Data entries
━━━━━━━━━━━━━━━━

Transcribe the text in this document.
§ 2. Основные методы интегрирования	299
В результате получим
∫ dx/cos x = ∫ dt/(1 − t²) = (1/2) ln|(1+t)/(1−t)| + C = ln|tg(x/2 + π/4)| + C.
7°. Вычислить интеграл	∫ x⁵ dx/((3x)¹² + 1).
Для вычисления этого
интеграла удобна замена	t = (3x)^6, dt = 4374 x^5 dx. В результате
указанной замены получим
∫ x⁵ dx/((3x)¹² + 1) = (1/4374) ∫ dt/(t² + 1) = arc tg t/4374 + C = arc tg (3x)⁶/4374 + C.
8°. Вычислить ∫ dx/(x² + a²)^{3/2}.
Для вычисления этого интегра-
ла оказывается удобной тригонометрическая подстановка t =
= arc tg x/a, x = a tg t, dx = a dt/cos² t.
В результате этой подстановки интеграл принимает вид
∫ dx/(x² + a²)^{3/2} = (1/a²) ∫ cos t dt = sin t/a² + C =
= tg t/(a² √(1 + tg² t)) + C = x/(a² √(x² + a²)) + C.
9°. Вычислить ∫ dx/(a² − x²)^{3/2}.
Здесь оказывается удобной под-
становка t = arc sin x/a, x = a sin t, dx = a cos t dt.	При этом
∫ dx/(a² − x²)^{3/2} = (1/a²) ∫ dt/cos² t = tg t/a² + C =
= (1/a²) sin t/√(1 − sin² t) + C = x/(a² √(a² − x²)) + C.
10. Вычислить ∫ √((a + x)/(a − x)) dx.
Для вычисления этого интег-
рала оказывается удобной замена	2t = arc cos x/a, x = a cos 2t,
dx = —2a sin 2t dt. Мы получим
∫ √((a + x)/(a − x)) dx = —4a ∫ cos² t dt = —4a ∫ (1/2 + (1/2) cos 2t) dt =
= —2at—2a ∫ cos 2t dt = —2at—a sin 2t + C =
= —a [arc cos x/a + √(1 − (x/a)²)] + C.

━━━━━━━━━━━━━━━━

Aim
Quote the data in full, keeping each word unchanged.

Reply to the task
Transcribe the text in this document.
§ 2. Основные методы интегрирования	299
В результате получим
∫ dx/cos x = ∫ dt/(1 − t²) = (1/2) ln|(1+t)/(1−t)| + C = ln|tg(x/2 + π/4)| + C.
7°. Вычислить интеграл	∫ x⁵ dx/((3x)¹² + 1).
Для вычисления этого
интеграла удобна замена	t = (3x)^6, dt = 4374 x^5 dx. В результате
указанной замены получим
∫ x⁵ dx/((3x)¹² + 1) = (1/4374) ∫ dt/(t² + 1) = arc tg t/4374 + C = arc tg (3x)⁶/4374 + C.
8°. Вычислить ∫ dx/(x² + a²)^{3/2}.
Для вычисления этого интегра-
ла оказывается удобной тригонометрическая подстановка t =
= arc tg x/a, x = a tg t, dx = a dt/cos² t.
В результате этой подстановки интеграл принимает вид
∫ dx/(x² + a²)^{3/2} = (1/a²) ∫ cos t dt = sin t/a² + C =
= tg t/(a² √(1 + tg² t)) + C = x/(a² √(x² + a²)) + C.
9°. Вычислить ∫ dx/(a² − x²)^{3/2}.
Здесь оказывается удобной под-
становка t = arc sin x/a, x = a sin t, dx = a cos t dt.	При этом
∫ dx/(a² − x²)^{3/2} = (1/a²) ∫ dt/cos² t = tg t/a² + C =
= (1/a²) sin t/√(1 − sin² t) + C = x/(a² √(a² − x²)) + C.
10. Вычислить ∫ √((a + x)/(a − x)) dx.
Для вычисления этого интег-
рала оказывается удобной замена	2t = arc cos x/a, x = a cos 2t,
dx = —2a sin 2t dt. Мы получим
∫ √((a + x)/(a − x)) dx = —4a ∫ cos² t dt = —4a ∫ (1/2 + (1/2) cos 2t) dt =
= —2at—2a ∫ cos 2t dt = —2at—a sin 2t + C =
= —a [arc cos x/a + √(1 − (x/a)²)] + C.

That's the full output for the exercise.